EXERCISE DESCRIPTION: Write out, precisely and in full, each line of the material.

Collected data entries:
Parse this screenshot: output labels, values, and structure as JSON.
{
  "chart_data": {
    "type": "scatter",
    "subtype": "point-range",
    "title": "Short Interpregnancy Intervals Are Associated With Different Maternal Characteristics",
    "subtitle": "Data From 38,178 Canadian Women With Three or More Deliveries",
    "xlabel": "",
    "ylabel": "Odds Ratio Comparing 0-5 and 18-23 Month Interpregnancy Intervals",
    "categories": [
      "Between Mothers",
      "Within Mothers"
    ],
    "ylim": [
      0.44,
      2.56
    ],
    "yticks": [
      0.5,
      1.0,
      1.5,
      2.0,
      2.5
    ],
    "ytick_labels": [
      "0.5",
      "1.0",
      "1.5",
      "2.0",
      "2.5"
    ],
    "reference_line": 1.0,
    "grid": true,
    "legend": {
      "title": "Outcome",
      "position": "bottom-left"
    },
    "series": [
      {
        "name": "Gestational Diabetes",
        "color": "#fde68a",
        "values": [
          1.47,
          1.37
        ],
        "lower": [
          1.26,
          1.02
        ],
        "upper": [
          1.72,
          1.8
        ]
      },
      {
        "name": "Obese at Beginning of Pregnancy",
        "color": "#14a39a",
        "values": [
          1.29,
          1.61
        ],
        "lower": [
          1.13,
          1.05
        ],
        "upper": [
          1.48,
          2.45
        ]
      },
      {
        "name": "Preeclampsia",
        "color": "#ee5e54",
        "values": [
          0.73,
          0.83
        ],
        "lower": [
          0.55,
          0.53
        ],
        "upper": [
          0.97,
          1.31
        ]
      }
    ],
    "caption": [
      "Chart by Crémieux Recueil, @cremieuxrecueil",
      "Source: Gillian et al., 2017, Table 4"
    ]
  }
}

ANSWER TO THIS PROBLEM:
Parse this screenshot: output labels, values, and structure as JSON.
{
  "chart_data": {
    "type": "scatter",
    "subtype": "point-range",
    "title": "Short Interpregnancy Intervals Are Associated With Different Maternal Characteristics",
    "subtitle": "Data From 38,178 Canadian Women With Three or More Deliveries",
    "xlabel": "",
    "ylabel": "Odds Ratio Comparing 0-5 and 18-23 Month Interpregnancy Intervals",
    "categories": [
      "Between Mothers",
      "Within Mothers"
    ],
    "ylim": [
      0.44,
      2.56
    ],
    "yticks": [
      0.5,
      1.0,
      1.5,
      2.0,
      2.5
    ],
    "ytick_labels": [
      "0.5",
      "1.0",
      "1.5",
      "2.0",
      "2.5"
    ],
    "reference_line": 1.0,
    "grid": true,
    "legend": {
      "title": "Outcome",
      "position": "bottom-left"
    },
    "series": [
      {
        "name": "Gestational Diabetes",
        "color": "#fde68a",
        "values": [
          1.47,
          1.37
        ],
        "lower": [
          1.26,
          1.02
        ],
        "upper": [
          1.72,
          1.8
        ]
      },
      {
        "name": "Obese at Beginning of Pregnancy",
        "color": "#14a39a",
        "values": [
          1.29,
          1.61
        ],
        "lower": [
          1.13,
          1.05
        ],
        "upper": [
          1.48,
          2.45
        ]
      },
      {
        "name": "Preeclampsia",
        "color": "#ee5e54",
        "values": [
          0.73,
          0.83
        ],
        "lower": [
          0.55,
          0.53
        ],
        "upper": [
          0.97,
          1.31
        ]
      }
    ],
    "caption": [
      "Chart by Crémieux Recueil, @cremieuxrecueil",
      "Source: Gillian et al., 2017, Table 4"
    ]
  }
}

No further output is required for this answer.